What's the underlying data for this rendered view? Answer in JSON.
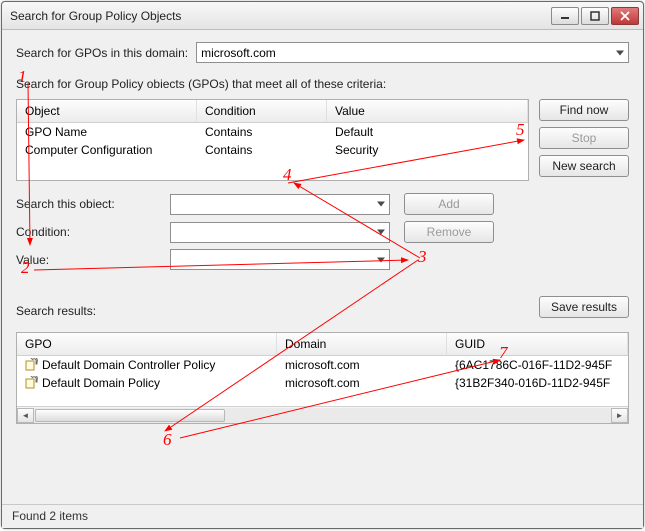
{
  "title": "Search for Group Policy Objects",
  "domain_label": "Search for GPOs in this domain:",
  "domain_value": "microsoft.com",
  "criteria_label": "Search for Group Policy obiects (GPOs) that meet all of these criteria:",
  "criteria_columns": {
    "object": "Object",
    "condition": "Condition",
    "value": "Value"
  },
  "criteria_rows": [
    {
      "object": "GPO Name",
      "condition": "Contains",
      "value": "Default"
    },
    {
      "object": "Computer Configuration",
      "condition": "Contains",
      "value": "Security"
    }
  ],
  "buttons": {
    "find_now": "Find now",
    "stop": "Stop",
    "new_search": "New search",
    "add": "Add",
    "remove": "Remove",
    "save_results": "Save results"
  },
  "form": {
    "search_object_label": "Search this obiect:",
    "condition_label": "Condition:",
    "value_label": "Value:",
    "search_object_value": "",
    "condition_value": "",
    "value_value": ""
  },
  "results_label": "Search results:",
  "results_columns": {
    "gpo": "GPO",
    "domain": "Domain",
    "guid": "GUID"
  },
  "results_rows": [
    {
      "gpo": "Default Domain Controller Policy",
      "domain": "microsoft.com",
      "guid": "{6AC1786C-016F-11D2-945F"
    },
    {
      "gpo": "Default Domain Policy",
      "domain": "microsoft.com",
      "guid": "{31B2F340-016D-11D2-945F"
    }
  ],
  "status": "Found 2 items",
  "annotations": [
    "1",
    "2",
    "3",
    "4",
    "5",
    "6",
    "7"
  ]
}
_ _ _
[Stated goal]
Copy the data word for word. Pictures do not go in the copy.

[Result]
What's the underlying data for this rendered view? Answer in JSON.
{
  "title": "Search for Group Policy Objects",
  "domain_label": "Search for GPOs in this domain:",
  "domain_value": "microsoft.com",
  "criteria_label": "Search for Group Policy obiects (GPOs) that meet all of these criteria:",
  "criteria_columns": {
    "object": "Object",
    "condition": "Condition",
    "value": "Value"
  },
  "criteria_rows": [
    {
      "object": "GPO Name",
      "condition": "Contains",
      "value": "Default"
    },
    {
      "object": "Computer Configuration",
      "condition": "Contains",
      "value": "Security"
    }
  ],
  "buttons": {
    "find_now": "Find now",
    "stop": "Stop",
    "new_search": "New search",
    "add": "Add",
    "remove": "Remove",
    "save_results": "Save results"
  },
  "form": {
    "search_object_label": "Search this obiect:",
    "condition_label": "Condition:",
    "value_label": "Value:",
    "search_object_value": "",
    "condition_value": "",
    "value_value": ""
  },
  "results_label": "Search results:",
  "results_columns": {
    "gpo": "GPO",
    "domain": "Domain",
    "guid": "GUID"
  },
  "results_rows": [
    {
      "gpo": "Default Domain Controller Policy",
      "domain": "microsoft.com",
      "guid": "{6AC1786C-016F-11D2-945F"
    },
    {
      "gpo": "Default Domain Policy",
      "domain": "microsoft.com",
      "guid": "{31B2F340-016D-11D2-945F"
    }
  ],
  "status": "Found 2 items",
  "annotations": [
    "1",
    "2",
    "3",
    "4",
    "5",
    "6",
    "7"
  ]
}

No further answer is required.